Set exercise:
Collect each line holding the string "document".

Data for this task:
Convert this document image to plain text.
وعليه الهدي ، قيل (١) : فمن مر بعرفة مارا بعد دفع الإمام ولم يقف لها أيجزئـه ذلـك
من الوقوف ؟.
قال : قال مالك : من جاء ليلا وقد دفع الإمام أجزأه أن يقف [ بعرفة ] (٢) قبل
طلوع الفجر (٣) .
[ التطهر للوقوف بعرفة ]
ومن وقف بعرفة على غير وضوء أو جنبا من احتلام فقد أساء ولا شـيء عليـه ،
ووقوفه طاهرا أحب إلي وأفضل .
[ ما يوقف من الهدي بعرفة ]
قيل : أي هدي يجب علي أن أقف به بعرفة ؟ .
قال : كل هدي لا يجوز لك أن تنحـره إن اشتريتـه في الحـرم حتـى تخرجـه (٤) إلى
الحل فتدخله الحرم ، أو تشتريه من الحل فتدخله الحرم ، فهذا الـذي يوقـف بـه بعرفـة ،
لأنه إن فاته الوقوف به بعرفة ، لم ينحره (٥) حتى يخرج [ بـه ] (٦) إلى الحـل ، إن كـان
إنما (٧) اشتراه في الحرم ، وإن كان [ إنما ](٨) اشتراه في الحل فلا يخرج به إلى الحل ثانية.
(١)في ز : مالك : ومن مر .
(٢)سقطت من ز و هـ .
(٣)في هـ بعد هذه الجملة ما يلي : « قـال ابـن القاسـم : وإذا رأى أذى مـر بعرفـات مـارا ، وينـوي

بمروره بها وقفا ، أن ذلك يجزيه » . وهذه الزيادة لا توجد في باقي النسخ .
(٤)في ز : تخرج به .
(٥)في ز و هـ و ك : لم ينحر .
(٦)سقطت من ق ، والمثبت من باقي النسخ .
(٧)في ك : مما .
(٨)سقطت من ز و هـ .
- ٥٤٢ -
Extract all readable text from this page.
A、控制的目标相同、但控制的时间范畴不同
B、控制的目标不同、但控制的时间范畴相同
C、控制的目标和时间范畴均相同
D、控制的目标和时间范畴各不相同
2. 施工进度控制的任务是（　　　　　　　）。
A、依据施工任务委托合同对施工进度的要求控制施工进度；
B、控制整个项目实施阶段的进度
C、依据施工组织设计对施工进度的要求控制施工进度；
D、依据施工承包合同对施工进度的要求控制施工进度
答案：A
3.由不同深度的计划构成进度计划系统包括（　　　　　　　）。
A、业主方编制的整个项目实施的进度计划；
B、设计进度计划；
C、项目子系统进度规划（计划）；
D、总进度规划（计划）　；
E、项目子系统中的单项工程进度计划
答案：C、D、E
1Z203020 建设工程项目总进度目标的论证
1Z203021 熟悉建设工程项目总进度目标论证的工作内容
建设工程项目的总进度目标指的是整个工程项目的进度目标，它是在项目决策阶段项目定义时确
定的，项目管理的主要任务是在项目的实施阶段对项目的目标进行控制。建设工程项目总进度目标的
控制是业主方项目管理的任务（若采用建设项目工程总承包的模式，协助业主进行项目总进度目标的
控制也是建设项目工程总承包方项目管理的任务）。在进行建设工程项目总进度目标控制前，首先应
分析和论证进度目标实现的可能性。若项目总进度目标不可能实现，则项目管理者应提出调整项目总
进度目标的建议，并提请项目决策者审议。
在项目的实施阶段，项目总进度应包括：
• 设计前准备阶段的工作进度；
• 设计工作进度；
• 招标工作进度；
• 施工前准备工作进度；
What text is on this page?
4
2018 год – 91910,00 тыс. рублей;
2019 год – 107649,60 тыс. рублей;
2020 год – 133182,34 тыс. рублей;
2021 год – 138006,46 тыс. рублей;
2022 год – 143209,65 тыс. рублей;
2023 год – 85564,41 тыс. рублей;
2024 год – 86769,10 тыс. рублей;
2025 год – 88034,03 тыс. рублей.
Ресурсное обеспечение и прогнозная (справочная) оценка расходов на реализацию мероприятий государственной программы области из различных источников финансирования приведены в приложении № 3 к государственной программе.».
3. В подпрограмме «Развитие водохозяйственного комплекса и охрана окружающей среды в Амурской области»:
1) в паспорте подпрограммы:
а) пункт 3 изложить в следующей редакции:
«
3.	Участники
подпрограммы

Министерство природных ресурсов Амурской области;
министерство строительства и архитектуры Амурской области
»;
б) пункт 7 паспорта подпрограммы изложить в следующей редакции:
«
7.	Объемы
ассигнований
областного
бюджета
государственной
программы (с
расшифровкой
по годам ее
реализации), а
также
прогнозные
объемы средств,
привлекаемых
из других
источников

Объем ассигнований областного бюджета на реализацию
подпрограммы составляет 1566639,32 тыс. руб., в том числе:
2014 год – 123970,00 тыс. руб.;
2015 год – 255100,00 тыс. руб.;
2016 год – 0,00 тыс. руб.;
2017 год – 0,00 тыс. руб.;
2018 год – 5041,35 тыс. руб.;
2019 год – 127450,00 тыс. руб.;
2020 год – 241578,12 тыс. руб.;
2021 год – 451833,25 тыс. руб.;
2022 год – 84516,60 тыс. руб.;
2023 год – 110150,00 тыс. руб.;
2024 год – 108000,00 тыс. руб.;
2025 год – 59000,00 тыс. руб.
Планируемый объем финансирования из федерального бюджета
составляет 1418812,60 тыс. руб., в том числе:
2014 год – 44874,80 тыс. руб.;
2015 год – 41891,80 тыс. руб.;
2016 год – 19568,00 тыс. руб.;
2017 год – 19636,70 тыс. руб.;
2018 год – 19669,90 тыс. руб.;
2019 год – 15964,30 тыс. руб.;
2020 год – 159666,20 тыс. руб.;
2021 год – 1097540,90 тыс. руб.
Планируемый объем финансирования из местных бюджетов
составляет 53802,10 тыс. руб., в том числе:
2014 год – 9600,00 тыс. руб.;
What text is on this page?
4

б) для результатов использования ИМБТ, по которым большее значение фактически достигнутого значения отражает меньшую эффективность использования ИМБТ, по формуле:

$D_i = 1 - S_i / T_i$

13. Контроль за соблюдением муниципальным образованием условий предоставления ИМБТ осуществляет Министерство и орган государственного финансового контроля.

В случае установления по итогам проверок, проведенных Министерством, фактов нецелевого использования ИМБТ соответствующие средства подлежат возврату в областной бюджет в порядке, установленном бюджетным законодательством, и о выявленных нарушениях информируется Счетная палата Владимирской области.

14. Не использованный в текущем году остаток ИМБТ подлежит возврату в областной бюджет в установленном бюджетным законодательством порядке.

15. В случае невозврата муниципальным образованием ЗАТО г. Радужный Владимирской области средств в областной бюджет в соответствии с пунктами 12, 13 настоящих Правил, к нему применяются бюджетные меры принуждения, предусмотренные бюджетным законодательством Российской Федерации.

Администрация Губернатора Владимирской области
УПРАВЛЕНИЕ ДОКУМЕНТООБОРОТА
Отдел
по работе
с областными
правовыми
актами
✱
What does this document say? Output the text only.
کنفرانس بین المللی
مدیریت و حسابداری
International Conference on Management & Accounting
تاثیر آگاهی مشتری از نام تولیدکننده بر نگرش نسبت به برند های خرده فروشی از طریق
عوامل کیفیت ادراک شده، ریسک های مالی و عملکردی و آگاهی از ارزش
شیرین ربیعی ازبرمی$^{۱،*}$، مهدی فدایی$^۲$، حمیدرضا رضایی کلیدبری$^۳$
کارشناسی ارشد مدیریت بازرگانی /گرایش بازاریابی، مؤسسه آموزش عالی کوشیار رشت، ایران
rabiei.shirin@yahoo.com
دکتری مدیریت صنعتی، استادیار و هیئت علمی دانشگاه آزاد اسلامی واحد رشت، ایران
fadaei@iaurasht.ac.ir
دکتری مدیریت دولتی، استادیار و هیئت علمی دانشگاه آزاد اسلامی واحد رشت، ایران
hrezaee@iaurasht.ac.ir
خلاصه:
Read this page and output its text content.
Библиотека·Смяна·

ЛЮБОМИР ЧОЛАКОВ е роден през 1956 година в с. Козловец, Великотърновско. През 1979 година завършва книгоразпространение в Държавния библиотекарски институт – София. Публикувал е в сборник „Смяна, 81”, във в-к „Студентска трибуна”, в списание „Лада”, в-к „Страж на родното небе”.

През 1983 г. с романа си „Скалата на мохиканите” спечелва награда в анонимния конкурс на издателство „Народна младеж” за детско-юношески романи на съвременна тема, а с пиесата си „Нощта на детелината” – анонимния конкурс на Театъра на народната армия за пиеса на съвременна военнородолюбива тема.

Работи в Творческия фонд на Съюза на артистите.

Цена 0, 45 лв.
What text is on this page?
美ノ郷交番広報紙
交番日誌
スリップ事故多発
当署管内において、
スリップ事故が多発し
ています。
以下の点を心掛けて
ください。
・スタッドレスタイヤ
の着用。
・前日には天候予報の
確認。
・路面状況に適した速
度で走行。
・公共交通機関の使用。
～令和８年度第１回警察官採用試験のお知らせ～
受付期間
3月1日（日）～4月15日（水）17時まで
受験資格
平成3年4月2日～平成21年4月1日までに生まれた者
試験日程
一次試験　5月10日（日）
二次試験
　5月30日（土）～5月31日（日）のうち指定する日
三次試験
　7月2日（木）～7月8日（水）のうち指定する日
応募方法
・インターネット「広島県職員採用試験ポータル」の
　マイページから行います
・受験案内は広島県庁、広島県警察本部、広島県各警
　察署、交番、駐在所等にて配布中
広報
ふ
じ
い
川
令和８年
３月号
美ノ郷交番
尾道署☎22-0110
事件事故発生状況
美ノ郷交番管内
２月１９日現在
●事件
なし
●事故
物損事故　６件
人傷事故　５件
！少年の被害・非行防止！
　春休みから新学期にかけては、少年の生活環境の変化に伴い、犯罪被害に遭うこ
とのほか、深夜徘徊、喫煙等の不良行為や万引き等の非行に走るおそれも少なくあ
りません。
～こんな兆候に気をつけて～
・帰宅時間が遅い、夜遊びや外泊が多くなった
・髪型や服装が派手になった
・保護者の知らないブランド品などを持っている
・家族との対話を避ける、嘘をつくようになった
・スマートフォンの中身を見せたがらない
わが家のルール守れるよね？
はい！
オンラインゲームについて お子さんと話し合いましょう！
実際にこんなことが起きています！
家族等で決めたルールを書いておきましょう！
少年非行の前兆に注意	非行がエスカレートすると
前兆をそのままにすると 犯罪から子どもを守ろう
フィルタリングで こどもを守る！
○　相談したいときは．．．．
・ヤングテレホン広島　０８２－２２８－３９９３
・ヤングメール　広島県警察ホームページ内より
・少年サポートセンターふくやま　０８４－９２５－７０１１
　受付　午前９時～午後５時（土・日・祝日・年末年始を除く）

Exercise solution:
Convert this document image to plain text.
What does this document say? Output the text only.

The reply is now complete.